━━━━━ Record set

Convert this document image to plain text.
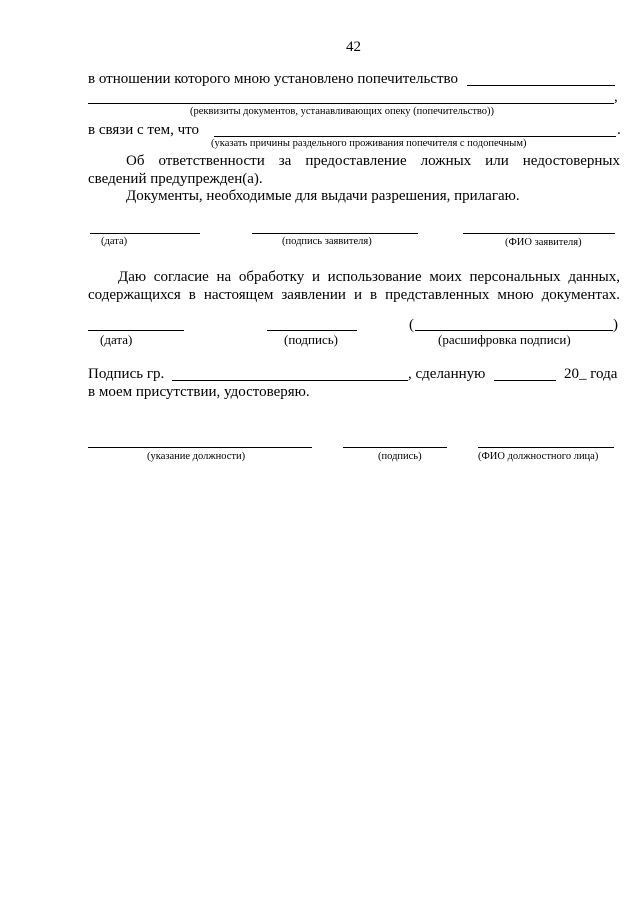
42
в отношении которого мною установлено попечительство
,
(реквизиты документов, устанавливающих опеку (попечительство))
в связи с тем, что	.
(указать причины раздельного проживания попечителя с подопечным)
Об ответственности за предоставление ложных или недостоверных
сведений предупрежден(а).
Документы, необходимые для выдачи разрешения, прилагаю.
(дата)	(подпись заявителя)	(ФИО заявителя)
Даю согласие на обработку и использование моих персональных данных,
содержащихся в настоящем заявлении и в представленных мною документах.
(	)
(дата)	(подпись)	(расшифровка подписи)
Подпись гр.	, сделанную	20_ года
в моем присутствии, удостоверяю.
(указание должности)	(подпись)	(ФИО должностного лица)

━━━━━━━━━━

- **Instructions for the task**: Drop the images and quote the entries word for word.

- **Complete output**:
Convert this document image to plain text.
42
в отношении которого мною установлено попечительство
,
(реквизиты документов, устанавливающих опеку (попечительство))
в связи с тем, что	.
(указать причины раздельного проживания попечителя с подопечным)
Об ответственности за предоставление ложных или недостоверных
сведений предупрежден(а).
Документы, необходимые для выдачи разрешения, прилагаю.
(дата)	(подпись заявителя)	(ФИО заявителя)
Даю согласие на обработку и использование моих персональных данных,
содержащихся в настоящем заявлении и в представленных мною документах.
(	)
(дата)	(подпись)	(расшифровка подписи)
Подпись гр.	, сделанную	20_ года
в моем присутствии, удостоверяю.
(указание должности)	(подпись)	(ФИО должностного лица)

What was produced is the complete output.